Produce the listing below again, exactly as shown.

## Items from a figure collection
— start —
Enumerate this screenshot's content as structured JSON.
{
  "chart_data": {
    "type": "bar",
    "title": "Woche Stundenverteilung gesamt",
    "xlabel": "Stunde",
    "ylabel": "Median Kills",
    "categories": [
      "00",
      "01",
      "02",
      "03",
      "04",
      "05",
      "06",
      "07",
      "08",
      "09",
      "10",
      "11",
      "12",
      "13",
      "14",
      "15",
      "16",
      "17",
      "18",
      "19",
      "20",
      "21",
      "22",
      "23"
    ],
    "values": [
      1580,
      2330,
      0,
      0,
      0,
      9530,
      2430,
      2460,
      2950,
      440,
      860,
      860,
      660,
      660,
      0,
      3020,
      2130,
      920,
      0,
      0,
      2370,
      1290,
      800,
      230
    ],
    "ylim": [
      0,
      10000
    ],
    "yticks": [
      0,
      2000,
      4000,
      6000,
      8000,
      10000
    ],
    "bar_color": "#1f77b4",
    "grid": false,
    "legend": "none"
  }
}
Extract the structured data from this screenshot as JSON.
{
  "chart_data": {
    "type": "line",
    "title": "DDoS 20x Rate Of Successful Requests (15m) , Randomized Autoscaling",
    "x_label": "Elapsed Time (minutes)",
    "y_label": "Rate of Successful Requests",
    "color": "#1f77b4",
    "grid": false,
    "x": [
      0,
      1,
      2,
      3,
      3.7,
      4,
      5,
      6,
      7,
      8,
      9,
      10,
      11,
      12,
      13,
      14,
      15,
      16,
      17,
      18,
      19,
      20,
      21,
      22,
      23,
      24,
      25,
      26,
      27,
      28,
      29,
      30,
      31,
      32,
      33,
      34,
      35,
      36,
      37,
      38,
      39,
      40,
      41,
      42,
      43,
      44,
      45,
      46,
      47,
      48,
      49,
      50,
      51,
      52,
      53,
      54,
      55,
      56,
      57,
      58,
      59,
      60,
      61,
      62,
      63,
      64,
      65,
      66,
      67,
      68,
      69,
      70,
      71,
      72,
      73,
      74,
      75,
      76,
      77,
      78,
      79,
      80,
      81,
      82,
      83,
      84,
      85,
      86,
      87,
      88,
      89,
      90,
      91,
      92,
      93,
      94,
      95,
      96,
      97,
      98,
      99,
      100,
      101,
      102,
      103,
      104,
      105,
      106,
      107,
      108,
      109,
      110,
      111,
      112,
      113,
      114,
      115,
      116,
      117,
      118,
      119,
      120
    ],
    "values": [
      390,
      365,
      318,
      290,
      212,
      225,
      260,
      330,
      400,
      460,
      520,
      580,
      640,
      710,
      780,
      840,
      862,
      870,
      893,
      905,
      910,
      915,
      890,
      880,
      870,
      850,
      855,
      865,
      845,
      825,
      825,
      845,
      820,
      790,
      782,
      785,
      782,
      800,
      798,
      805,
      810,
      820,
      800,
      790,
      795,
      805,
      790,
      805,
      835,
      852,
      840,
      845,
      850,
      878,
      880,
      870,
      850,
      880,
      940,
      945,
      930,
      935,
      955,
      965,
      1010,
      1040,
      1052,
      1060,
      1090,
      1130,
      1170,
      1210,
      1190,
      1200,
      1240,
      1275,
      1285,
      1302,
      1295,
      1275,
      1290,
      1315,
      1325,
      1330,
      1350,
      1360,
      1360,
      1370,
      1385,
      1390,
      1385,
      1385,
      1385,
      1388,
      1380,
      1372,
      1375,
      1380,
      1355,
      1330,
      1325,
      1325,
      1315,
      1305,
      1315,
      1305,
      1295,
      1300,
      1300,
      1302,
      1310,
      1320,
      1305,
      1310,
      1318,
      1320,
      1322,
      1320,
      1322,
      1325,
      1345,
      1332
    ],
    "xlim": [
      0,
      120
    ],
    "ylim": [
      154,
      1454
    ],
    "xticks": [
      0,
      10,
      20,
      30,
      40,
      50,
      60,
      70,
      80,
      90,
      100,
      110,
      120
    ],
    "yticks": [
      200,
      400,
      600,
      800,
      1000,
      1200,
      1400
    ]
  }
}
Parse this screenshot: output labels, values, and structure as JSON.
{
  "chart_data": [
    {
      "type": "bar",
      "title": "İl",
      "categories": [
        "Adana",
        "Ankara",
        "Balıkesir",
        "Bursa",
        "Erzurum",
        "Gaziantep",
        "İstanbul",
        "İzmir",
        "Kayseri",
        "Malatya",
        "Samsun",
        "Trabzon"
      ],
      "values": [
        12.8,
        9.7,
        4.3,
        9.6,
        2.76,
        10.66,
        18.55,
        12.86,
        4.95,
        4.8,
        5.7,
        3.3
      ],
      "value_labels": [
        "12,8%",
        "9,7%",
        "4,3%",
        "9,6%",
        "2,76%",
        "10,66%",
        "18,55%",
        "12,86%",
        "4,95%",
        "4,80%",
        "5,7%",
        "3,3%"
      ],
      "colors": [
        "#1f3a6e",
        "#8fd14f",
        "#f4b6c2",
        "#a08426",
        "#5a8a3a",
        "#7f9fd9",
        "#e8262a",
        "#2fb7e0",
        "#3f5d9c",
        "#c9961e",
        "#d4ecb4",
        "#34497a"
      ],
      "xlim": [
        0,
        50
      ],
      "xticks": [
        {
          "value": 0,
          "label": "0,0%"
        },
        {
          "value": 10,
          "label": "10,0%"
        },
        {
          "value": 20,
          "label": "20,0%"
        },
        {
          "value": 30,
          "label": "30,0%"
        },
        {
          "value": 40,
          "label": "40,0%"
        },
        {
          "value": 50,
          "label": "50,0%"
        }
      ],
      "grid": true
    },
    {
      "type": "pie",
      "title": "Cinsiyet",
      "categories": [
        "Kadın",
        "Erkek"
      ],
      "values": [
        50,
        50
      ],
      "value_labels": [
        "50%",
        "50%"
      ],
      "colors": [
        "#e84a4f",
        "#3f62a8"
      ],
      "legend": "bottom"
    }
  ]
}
— end —
## Result for this exercise
Enumerate this screenshot's content as structured JSON.
{
  "chart_data": {
    "type": "bar",
    "title": "Woche Stundenverteilung gesamt",
    "xlabel": "Stunde",
    "ylabel": "Median Kills",
    "categories": [
      "00",
      "01",
      "02",
      "03",
      "04",
      "05",
      "06",
      "07",
      "08",
      "09",
      "10",
      "11",
      "12",
      "13",
      "14",
      "15",
      "16",
      "17",
      "18",
      "19",
      "20",
      "21",
      "22",
      "23"
    ],
    "values": [
      1580,
      2330,
      0,
      0,
      0,
      9530,
      2430,
      2460,
      2950,
      440,
      860,
      860,
      660,
      660,
      0,
      3020,
      2130,
      920,
      0,
      0,
      2370,
      1290,
      800,
      230
    ],
    "ylim": [
      0,
      10000
    ],
    "yticks": [
      0,
      2000,
      4000,
      6000,
      8000,
      10000
    ],
    "bar_color": "#1f77b4",
    "grid": false,
    "legend": "none"
  }
}
Extract the structured data from this screenshot as JSON.
{
  "chart_data": {
    "type": "line",
    "title": "DDoS 20x Rate Of Successful Requests (15m) , Randomized Autoscaling",
    "x_label": "Elapsed Time (minutes)",
    "y_label": "Rate of Successful Requests",
    "color": "#1f77b4",
    "grid": false,
    "x": [
      0,
      1,
      2,
      3,
      3.7,
      4,
      5,
      6,
      7,
      8,
      9,
      10,
      11,
      12,
      13,
      14,
      15,
      16,
      17,
      18,
      19,
      20,
      21,
      22,
      23,
      24,
      25,
      26,
      27,
      28,
      29,
      30,
      31,
      32,
      33,
      34,
      35,
      36,
      37,
      38,
      39,
      40,
      41,
      42,
      43,
      44,
      45,
      46,
      47,
      48,
      49,
      50,
      51,
      52,
      53,
      54,
      55,
      56,
      57,
      58,
      59,
      60,
      61,
      62,
      63,
      64,
      65,
      66,
      67,
      68,
      69,
      70,
      71,
      72,
      73,
      74,
      75,
      76,
      77,
      78,
      79,
      80,
      81,
      82,
      83,
      84,
      85,
      86,
      87,
      88,
      89,
      90,
      91,
      92,
      93,
      94,
      95,
      96,
      97,
      98,
      99,
      100,
      101,
      102,
      103,
      104,
      105,
      106,
      107,
      108,
      109,
      110,
      111,
      112,
      113,
      114,
      115,
      116,
      117,
      118,
      119,
      120
    ],
    "values": [
      390,
      365,
      318,
      290,
      212,
      225,
      260,
      330,
      400,
      460,
      520,
      580,
      640,
      710,
      780,
      840,
      862,
      870,
      893,
      905,
      910,
      915,
      890,
      880,
      870,
      850,
      855,
      865,
      845,
      825,
      825,
      845,
      820,
      790,
      782,
      785,
      782,
      800,
      798,
      805,
      810,
      820,
      800,
      790,
      795,
      805,
      790,
      805,
      835,
      852,
      840,
      845,
      850,
      878,
      880,
      870,
      850,
      880,
      940,
      945,
      930,
      935,
      955,
      965,
      1010,
      1040,
      1052,
      1060,
      1090,
      1130,
      1170,
      1210,
      1190,
      1200,
      1240,
      1275,
      1285,
      1302,
      1295,
      1275,
      1290,
      1315,
      1325,
      1330,
      1350,
      1360,
      1360,
      1370,
      1385,
      1390,
      1385,
      1385,
      1385,
      1388,
      1380,
      1372,
      1375,
      1380,
      1355,
      1330,
      1325,
      1325,
      1315,
      1305,
      1315,
      1305,
      1295,
      1300,
      1300,
      1302,
      1310,
      1320,
      1305,
      1310,
      1318,
      1320,
      1322,
      1320,
      1322,
      1325,
      1345,
      1332
    ],
    "xlim": [
      0,
      120
    ],
    "ylim": [
      154,
      1454
    ],
    "xticks": [
      0,
      10,
      20,
      30,
      40,
      50,
      60,
      70,
      80,
      90,
      100,
      110,
      120
    ],
    "yticks": [
      200,
      400,
      600,
      800,
      1000,
      1200,
      1400
    ]
  }
}
Parse this screenshot: output labels, values, and structure as JSON.
{
  "chart_data": [
    {
      "type": "bar",
      "title": "İl",
      "categories": [
        "Adana",
        "Ankara",
        "Balıkesir",
        "Bursa",
        "Erzurum",
        "Gaziantep",
        "İstanbul",
        "İzmir",
        "Kayseri",
        "Malatya",
        "Samsun",
        "Trabzon"
      ],
      "values": [
        12.8,
        9.7,
        4.3,
        9.6,
        2.76,
        10.66,
        18.55,
        12.86,
        4.95,
        4.8,
        5.7,
        3.3
      ],
      "value_labels": [
        "12,8%",
        "9,7%",
        "4,3%",
        "9,6%",
        "2,76%",
        "10,66%",
        "18,55%",
        "12,86%",
        "4,95%",
        "4,80%",
        "5,7%",
        "3,3%"
      ],
      "colors": [
        "#1f3a6e",
        "#8fd14f",
        "#f4b6c2",
        "#a08426",
        "#5a8a3a",
        "#7f9fd9",
        "#e8262a",
        "#2fb7e0",
        "#3f5d9c",
        "#c9961e",
        "#d4ecb4",
        "#34497a"
      ],
      "xlim": [
        0,
        50
      ],
      "xticks": [
        {
          "value": 0,
          "label": "0,0%"
        },
        {
          "value": 10,
          "label": "10,0%"
        },
        {
          "value": 20,
          "label": "20,0%"
        },
        {
          "value": 30,
          "label": "30,0%"
        },
        {
          "value": 40,
          "label": "40,0%"
        },
        {
          "value": 50,
          "label": "50,0%"
        }
      ],
      "grid": true
    },
    {
      "type": "pie",
      "title": "Cinsiyet",
      "categories": [
        "Kadın",
        "Erkek"
      ],
      "values": [
        50,
        50
      ],
      "value_labels": [
        "50%",
        "50%"
      ],
      "colors": [
        "#e84a4f",
        "#3f62a8"
      ],
      "legend": "bottom"
    }
  ]
}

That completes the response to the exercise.